*Task details*. Wherever the string "nbisphosphate" appears in the records, return the line that holds it.

*Dataset entries*.
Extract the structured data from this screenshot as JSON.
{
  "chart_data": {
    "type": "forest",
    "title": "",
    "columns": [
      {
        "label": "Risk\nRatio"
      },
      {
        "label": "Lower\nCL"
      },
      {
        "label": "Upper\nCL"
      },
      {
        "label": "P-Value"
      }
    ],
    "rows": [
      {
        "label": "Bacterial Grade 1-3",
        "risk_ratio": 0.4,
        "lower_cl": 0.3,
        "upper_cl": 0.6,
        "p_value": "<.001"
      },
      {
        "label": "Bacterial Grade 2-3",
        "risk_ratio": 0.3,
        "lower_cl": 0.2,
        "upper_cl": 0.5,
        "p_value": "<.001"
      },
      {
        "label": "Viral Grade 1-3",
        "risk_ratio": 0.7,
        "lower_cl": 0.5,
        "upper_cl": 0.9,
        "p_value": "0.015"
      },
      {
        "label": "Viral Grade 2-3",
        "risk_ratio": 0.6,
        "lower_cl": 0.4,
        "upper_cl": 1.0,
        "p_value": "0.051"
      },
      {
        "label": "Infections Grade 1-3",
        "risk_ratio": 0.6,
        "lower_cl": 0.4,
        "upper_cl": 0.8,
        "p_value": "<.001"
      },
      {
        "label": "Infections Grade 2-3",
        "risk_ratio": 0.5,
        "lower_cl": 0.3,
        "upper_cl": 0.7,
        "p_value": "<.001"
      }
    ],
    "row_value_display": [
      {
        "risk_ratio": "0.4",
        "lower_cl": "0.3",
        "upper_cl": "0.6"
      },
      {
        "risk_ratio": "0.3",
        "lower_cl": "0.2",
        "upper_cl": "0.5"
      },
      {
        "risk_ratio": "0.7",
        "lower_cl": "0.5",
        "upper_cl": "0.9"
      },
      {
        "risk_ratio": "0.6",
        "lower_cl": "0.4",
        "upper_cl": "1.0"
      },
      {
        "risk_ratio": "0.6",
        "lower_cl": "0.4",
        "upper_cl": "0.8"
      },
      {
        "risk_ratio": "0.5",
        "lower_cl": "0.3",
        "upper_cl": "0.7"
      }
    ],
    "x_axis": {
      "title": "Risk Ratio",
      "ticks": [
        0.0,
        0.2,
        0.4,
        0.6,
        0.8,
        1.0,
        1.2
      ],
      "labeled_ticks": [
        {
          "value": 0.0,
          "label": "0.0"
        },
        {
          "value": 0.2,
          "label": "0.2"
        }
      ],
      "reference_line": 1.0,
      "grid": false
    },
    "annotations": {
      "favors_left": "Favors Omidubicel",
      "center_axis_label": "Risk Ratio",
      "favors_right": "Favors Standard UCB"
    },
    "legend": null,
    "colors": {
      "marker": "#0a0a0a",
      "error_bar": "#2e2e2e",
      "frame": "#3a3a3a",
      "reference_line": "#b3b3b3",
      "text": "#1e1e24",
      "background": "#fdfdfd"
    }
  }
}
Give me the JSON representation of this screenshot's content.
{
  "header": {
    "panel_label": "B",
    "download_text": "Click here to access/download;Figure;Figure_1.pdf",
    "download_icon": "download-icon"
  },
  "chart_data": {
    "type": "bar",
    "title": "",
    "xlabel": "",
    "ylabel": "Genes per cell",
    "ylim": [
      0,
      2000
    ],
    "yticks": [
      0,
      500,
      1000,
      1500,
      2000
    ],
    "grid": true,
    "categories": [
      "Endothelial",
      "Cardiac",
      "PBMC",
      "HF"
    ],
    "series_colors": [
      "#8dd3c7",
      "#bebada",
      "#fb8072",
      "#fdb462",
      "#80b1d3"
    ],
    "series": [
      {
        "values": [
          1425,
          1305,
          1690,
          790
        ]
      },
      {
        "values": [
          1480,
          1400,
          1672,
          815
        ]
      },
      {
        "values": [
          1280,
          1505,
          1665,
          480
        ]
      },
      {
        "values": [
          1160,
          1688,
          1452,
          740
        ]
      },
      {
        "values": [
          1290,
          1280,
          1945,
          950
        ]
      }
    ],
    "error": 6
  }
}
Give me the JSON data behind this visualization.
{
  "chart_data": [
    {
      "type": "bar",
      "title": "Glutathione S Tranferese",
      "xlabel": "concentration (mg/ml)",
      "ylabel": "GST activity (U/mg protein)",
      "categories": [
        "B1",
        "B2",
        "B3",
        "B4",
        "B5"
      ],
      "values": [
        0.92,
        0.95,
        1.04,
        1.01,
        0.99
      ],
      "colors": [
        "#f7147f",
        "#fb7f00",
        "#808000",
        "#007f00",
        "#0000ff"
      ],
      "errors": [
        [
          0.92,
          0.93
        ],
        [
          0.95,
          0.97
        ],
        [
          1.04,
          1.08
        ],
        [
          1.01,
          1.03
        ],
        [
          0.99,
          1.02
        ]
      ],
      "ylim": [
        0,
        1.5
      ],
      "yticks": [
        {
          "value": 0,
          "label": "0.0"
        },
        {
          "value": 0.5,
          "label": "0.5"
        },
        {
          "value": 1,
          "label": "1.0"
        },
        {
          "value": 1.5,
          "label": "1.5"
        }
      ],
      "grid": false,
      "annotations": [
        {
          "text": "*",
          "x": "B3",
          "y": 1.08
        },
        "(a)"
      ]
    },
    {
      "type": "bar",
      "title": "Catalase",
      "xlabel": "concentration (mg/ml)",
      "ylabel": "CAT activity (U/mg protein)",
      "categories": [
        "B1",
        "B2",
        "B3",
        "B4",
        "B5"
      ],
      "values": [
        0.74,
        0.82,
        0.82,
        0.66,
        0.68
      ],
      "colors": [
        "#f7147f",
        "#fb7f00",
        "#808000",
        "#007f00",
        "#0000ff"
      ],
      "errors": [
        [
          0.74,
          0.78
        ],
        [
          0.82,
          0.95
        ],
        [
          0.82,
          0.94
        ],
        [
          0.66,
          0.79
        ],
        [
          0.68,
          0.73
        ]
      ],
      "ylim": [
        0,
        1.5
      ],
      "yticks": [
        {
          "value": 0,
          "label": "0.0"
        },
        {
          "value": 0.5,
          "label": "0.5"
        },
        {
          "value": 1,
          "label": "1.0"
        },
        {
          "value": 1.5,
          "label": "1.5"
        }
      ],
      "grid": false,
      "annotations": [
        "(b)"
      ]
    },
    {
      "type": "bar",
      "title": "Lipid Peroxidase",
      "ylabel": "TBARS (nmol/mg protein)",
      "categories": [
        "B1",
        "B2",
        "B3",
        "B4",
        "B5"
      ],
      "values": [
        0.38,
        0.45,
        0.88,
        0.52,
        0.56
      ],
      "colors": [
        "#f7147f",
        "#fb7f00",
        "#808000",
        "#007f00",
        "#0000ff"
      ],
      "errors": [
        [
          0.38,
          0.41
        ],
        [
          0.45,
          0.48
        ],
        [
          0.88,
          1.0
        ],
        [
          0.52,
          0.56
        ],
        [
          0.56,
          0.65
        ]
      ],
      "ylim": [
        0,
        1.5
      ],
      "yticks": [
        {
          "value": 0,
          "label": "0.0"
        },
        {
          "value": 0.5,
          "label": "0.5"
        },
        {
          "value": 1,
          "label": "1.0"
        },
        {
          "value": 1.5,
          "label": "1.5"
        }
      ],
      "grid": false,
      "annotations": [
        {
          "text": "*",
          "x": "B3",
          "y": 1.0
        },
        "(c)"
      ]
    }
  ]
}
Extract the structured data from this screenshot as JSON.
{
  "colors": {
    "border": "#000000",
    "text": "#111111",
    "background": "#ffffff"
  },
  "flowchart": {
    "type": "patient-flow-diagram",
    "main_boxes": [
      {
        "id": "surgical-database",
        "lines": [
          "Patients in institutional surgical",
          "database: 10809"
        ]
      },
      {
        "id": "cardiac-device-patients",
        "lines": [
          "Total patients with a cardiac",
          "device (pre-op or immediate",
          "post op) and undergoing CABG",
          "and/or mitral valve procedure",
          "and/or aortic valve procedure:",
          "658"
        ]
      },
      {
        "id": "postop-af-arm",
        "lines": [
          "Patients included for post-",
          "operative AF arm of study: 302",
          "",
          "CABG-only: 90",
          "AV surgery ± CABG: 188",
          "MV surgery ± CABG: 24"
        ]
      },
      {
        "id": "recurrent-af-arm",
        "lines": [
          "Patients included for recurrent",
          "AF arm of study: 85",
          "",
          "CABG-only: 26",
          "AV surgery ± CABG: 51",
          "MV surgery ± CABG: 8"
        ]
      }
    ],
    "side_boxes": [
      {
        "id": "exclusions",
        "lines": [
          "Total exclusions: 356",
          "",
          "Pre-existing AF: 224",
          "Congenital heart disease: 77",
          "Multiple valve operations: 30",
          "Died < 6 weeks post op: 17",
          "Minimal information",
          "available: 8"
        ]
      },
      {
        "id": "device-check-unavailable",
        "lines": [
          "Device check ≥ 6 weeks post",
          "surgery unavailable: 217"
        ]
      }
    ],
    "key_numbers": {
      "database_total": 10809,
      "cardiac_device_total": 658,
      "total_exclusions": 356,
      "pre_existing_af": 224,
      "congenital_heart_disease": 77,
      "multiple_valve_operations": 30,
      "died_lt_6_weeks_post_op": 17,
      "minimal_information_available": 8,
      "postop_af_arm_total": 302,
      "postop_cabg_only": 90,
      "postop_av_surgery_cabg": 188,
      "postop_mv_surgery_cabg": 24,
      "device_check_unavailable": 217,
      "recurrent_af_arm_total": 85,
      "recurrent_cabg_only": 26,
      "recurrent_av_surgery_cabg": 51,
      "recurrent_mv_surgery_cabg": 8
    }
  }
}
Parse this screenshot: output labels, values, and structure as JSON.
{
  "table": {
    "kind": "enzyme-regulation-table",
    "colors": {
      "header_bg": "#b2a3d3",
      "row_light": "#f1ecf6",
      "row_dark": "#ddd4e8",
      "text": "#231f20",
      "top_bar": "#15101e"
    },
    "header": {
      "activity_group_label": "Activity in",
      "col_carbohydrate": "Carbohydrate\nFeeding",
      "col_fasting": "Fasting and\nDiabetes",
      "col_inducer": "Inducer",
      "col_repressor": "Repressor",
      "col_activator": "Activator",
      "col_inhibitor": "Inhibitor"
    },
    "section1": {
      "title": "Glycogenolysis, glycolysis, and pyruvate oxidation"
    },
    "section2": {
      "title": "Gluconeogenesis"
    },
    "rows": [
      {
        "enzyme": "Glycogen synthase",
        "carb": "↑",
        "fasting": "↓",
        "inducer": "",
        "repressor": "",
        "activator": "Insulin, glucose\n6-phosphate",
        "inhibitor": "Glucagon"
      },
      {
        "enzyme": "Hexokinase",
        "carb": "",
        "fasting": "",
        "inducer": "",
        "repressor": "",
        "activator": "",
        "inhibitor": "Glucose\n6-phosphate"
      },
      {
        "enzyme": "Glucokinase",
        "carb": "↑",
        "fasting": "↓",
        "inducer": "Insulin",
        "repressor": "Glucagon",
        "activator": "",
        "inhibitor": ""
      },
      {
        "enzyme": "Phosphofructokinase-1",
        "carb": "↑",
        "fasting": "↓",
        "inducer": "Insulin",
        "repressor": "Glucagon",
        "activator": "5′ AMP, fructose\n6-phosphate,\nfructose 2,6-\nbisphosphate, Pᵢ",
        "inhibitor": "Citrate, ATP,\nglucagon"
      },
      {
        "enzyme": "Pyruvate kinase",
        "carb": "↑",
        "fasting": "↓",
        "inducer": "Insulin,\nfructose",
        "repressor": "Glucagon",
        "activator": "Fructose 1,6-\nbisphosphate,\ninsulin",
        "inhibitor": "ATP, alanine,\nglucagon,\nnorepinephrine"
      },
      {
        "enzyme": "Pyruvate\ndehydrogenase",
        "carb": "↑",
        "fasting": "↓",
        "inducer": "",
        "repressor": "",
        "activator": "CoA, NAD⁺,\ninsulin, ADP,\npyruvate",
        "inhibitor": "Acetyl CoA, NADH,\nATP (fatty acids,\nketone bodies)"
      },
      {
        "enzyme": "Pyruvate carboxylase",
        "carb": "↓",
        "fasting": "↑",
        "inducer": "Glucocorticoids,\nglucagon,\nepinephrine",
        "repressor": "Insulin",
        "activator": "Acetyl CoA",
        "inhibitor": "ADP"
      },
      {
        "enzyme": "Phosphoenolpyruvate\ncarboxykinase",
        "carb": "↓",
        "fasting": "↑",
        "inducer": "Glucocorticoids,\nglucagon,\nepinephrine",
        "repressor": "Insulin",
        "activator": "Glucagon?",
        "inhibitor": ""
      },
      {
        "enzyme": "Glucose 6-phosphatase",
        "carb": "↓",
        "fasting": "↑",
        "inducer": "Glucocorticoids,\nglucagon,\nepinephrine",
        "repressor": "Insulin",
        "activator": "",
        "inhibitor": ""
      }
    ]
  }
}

*Expected answer*.
        "activator": "5′ AMP, fructose\n6-phosphate,\nfructose 2,6-\nbisphosphate, Pᵢ",
        "activator": "Fructose 1,6-\nbisphosphate,\ninsulin",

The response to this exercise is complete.